Task to complete>
Without altering anything, output the material below.

Records for the exercise>
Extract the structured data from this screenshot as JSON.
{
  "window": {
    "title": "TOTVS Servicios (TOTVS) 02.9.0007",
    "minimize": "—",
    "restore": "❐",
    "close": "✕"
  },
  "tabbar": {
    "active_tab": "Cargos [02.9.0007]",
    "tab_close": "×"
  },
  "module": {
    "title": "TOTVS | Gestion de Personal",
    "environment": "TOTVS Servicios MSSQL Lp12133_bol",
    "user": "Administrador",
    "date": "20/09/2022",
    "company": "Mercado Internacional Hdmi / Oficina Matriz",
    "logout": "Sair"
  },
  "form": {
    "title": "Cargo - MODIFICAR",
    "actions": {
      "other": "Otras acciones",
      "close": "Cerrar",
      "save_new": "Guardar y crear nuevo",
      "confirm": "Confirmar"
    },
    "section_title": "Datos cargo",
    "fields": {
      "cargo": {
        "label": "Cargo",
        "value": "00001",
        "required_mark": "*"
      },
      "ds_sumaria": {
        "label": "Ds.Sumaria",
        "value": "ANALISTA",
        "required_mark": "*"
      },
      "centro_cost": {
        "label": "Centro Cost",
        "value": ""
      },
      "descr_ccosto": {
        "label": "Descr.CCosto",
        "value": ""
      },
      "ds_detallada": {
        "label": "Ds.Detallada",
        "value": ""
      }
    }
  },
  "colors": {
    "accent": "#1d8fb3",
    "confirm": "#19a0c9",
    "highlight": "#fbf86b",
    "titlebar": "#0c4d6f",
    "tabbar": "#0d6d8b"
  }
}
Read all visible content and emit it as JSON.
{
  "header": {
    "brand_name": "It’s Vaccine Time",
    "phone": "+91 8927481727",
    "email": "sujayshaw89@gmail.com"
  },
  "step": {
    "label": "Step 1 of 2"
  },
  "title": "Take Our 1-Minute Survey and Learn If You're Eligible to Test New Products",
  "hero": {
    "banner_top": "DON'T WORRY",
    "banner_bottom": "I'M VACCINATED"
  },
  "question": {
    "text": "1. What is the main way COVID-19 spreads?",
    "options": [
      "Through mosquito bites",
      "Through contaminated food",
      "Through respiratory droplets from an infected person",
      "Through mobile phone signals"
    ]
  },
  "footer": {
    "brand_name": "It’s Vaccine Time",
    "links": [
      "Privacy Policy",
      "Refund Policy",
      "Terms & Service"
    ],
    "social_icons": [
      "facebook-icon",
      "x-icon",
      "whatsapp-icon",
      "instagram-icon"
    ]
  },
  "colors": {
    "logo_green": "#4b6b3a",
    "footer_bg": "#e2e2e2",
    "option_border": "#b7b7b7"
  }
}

Solution for this problem>
Extract the structured data from this screenshot as JSON.
{
  "window": {
    "title": "TOTVS Servicios (TOTVS) 02.9.0007",
    "minimize": "—",
    "restore": "❐",
    "close": "✕"
  },
  "tabbar": {
    "active_tab": "Cargos [02.9.0007]",
    "tab_close": "×"
  },
  "module": {
    "title": "TOTVS | Gestion de Personal",
    "environment": "TOTVS Servicios MSSQL Lp12133_bol",
    "user": "Administrador",
    "date": "20/09/2022",
    "company": "Mercado Internacional Hdmi / Oficina Matriz",
    "logout": "Sair"
  },
  "form": {
    "title": "Cargo - MODIFICAR",
    "actions": {
      "other": "Otras acciones",
      "close": "Cerrar",
      "save_new": "Guardar y crear nuevo",
      "confirm": "Confirmar"
    },
    "section_title": "Datos cargo",
    "fields": {
      "cargo": {
        "label": "Cargo",
        "value": "00001",
        "required_mark": "*"
      },
      "ds_sumaria": {
        "label": "Ds.Sumaria",
        "value": "ANALISTA",
        "required_mark": "*"
      },
      "centro_cost": {
        "label": "Centro Cost",
        "value": ""
      },
      "descr_ccosto": {
        "label": "Descr.CCosto",
        "value": ""
      },
      "ds_detallada": {
        "label": "Ds.Detallada",
        "value": ""
      }
    }
  },
  "colors": {
    "accent": "#1d8fb3",
    "confirm": "#19a0c9",
    "highlight": "#fbf86b",
    "titlebar": "#0c4d6f",
    "tabbar": "#0d6d8b"
  }
}
Read all visible content and emit it as JSON.
{
  "header": {
    "brand_name": "It’s Vaccine Time",
    "phone": "+91 8927481727",
    "email": "sujayshaw89@gmail.com"
  },
  "step": {
    "label": "Step 1 of 2"
  },
  "title": "Take Our 1-Minute Survey and Learn If You're Eligible to Test New Products",
  "hero": {
    "banner_top": "DON'T WORRY",
    "banner_bottom": "I'M VACCINATED"
  },
  "question": {
    "text": "1. What is the main way COVID-19 spreads?",
    "options": [
      "Through mosquito bites",
      "Through contaminated food",
      "Through respiratory droplets from an infected person",
      "Through mobile phone signals"
    ]
  },
  "footer": {
    "brand_name": "It’s Vaccine Time",
    "links": [
      "Privacy Policy",
      "Refund Policy",
      "Terms & Service"
    ],
    "social_icons": [
      "facebook-icon",
      "x-icon",
      "whatsapp-icon",
      "instagram-icon"
    ]
  },
  "colors": {
    "logo_green": "#4b6b3a",
    "footer_bg": "#e2e2e2",
    "option_border": "#b7b7b7"
  }
}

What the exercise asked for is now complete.